### [RECORD EXCERPTS]
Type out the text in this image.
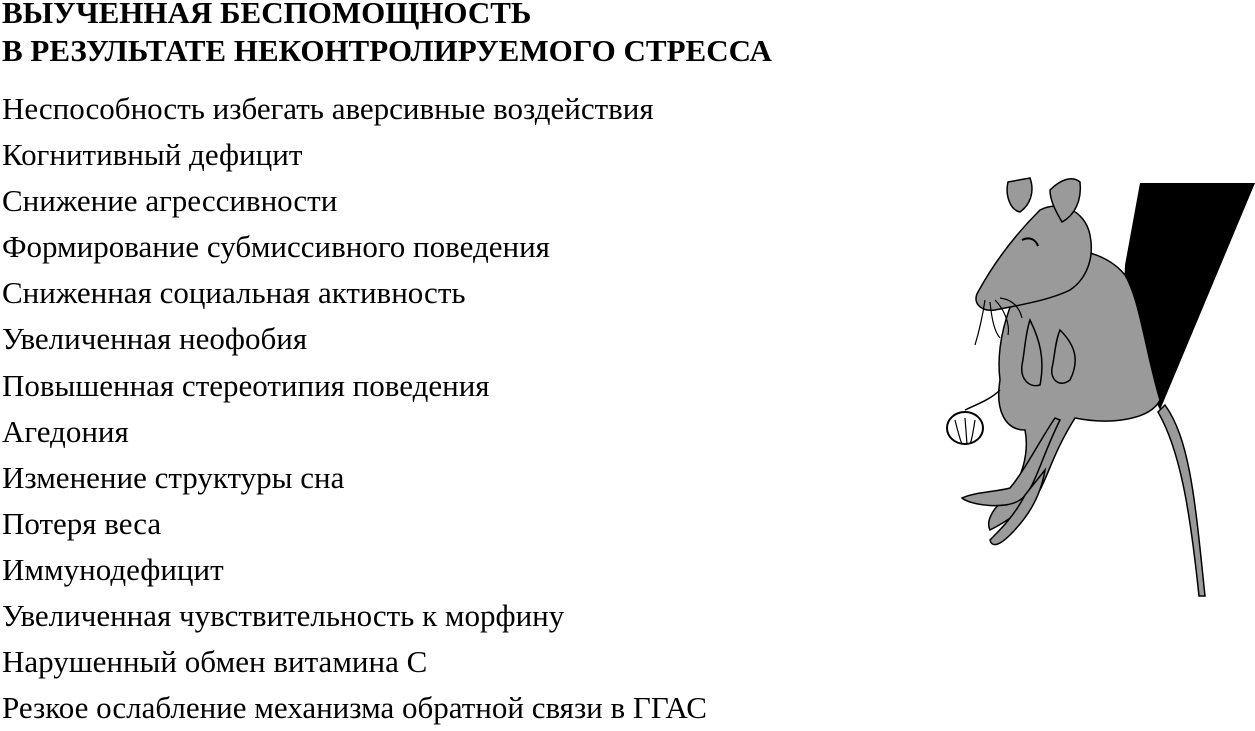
ВЫУЧЕННАЯ БЕСПОМОЩНОСТЬ
В РЕЗУЛЬТАТЕ НЕКОНТРОЛИРУЕМОГО СТРЕССА
Неспособность избегать аверсивные воздействия
Когнитивный дефицит
Снижение агрессивности
Формирование субмиссивного поведения
Сниженная социальная активность
Увеличенная неофобия
Повышенная стереотипия поведения
Агедония
Изменение структуры сна
Потеря веса
Иммунодефицит
Увеличенная чувствительность к морфину
Нарушенный обмен витамина С
Резкое ослабление механизма обратной связи в ГГАС
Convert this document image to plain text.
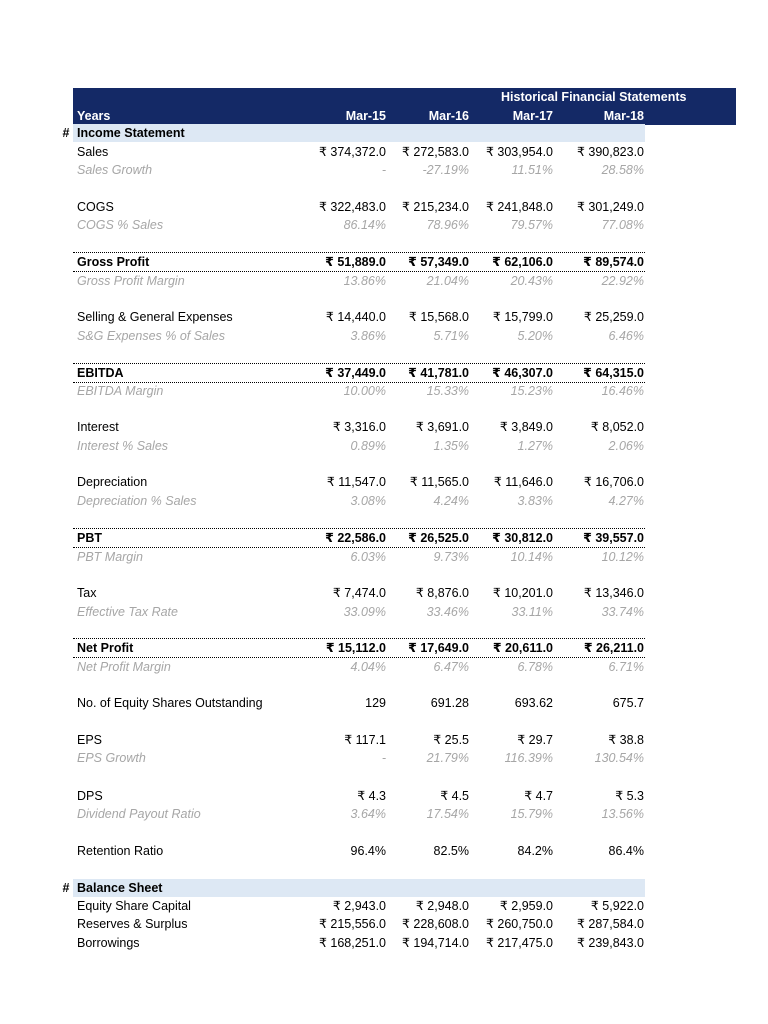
Historical Financial Statements
Years	Mar-15	Mar-16	Mar-17	Mar-18
# Income Statement
Sales	₹ 374,372.0	₹ 272,583.0	₹ 303,954.0	₹ 390,823.0
Sales Growth	-	-27.19%	11.51%	28.58%
COGS	₹ 322,483.0	₹ 215,234.0	₹ 241,848.0	₹ 301,249.0
COGS % Sales	86.14%	78.96%	79.57%	77.08%
Gross Profit	₹ 51,889.0	₹ 57,349.0	₹ 62,106.0	₹ 89,574.0
Gross Profit Margin	13.86%	21.04%	20.43%	22.92%
Selling & General Expenses	₹ 14,440.0	₹ 15,568.0	₹ 15,799.0	₹ 25,259.0
S&G Expenses % of Sales	3.86%	5.71%	5.20%	6.46%
EBITDA	₹ 37,449.0	₹ 41,781.0	₹ 46,307.0	₹ 64,315.0
EBITDA Margin	10.00%	15.33%	15.23%	16.46%
Interest	₹ 3,316.0	₹ 3,691.0	₹ 3,849.0	₹ 8,052.0
Interest % Sales	0.89%	1.35%	1.27%	2.06%
Depreciation	₹ 11,547.0	₹ 11,565.0	₹ 11,646.0	₹ 16,706.0
Depreciation % Sales	3.08%	4.24%	3.83%	4.27%
PBT	₹ 22,586.0	₹ 26,525.0	₹ 30,812.0	₹ 39,557.0
PBT Margin	6.03%	9.73%	10.14%	10.12%
Tax	₹ 7,474.0	₹ 8,876.0	₹ 10,201.0	₹ 13,346.0
Effective Tax Rate	33.09%	33.46%	33.11%	33.74%
Net Profit	₹ 15,112.0	₹ 17,649.0	₹ 20,611.0	₹ 26,211.0
Net Profit Margin	4.04%	6.47%	6.78%	6.71%
No. of Equity Shares Outstanding	129	691.28	693.62	675.7
EPS	₹ 117.1	₹ 25.5	₹ 29.7	₹ 38.8
EPS Growth	-	21.79%	116.39%	130.54%
DPS	₹ 4.3	₹ 4.5	₹ 4.7	₹ 5.3
Dividend Payout Ratio	3.64%	17.54%	15.79%	13.56%
Retention Ratio	96.4%	82.5%	84.2%	86.4%
# Balance Sheet
Equity Share Capital	₹ 2,943.0	₹ 2,948.0	₹ 2,959.0	₹ 5,922.0
Reserves & Surplus	₹ 215,556.0	₹ 228,608.0	₹ 260,750.0	₹ 287,584.0
Borrowings	₹ 168,251.0	₹ 194,714.0	₹ 217,475.0	₹ 239,843.0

### [WHAT YOU WILL DO]
Select every line in the records above that contains the word "Ratio".

### [WRITTEN REPLY]
Dividend Payout Ratio	3.64%	17.54%	15.79%	13.56%
Retention Ratio	96.4%	82.5%	84.2%	86.4%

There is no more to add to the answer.